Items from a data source
-------

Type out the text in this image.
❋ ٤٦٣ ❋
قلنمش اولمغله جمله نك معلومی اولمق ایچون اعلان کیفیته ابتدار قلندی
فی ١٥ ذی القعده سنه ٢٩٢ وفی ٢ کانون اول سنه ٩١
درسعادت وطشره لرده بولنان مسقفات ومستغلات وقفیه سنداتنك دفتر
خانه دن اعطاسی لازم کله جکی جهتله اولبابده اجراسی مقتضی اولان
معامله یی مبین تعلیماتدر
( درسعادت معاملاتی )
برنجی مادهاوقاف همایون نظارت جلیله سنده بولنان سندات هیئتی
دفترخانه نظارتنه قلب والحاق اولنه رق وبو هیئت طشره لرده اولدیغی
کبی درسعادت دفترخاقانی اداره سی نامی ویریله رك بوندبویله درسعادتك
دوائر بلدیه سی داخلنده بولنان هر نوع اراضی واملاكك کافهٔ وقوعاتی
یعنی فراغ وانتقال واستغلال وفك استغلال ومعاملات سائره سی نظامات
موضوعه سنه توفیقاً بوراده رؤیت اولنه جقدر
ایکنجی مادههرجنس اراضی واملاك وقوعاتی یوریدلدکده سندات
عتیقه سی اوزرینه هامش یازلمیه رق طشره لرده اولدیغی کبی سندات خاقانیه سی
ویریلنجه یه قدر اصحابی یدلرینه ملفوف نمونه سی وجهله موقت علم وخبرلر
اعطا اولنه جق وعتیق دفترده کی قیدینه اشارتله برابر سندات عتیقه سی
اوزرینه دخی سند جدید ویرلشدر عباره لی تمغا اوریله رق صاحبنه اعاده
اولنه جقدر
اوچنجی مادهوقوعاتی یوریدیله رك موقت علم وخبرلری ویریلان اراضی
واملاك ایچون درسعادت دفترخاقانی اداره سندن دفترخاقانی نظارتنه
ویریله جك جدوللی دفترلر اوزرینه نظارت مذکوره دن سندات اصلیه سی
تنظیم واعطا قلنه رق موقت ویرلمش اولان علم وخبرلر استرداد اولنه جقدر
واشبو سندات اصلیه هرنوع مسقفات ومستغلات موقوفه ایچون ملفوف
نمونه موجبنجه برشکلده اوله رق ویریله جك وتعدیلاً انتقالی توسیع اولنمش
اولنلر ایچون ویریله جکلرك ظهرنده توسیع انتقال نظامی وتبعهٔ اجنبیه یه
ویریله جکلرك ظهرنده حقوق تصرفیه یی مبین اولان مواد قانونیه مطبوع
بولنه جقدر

-------

Prompt
Your answer should be a single number: the count of lines in these records that hold the string "نظارتنه".

Output below
2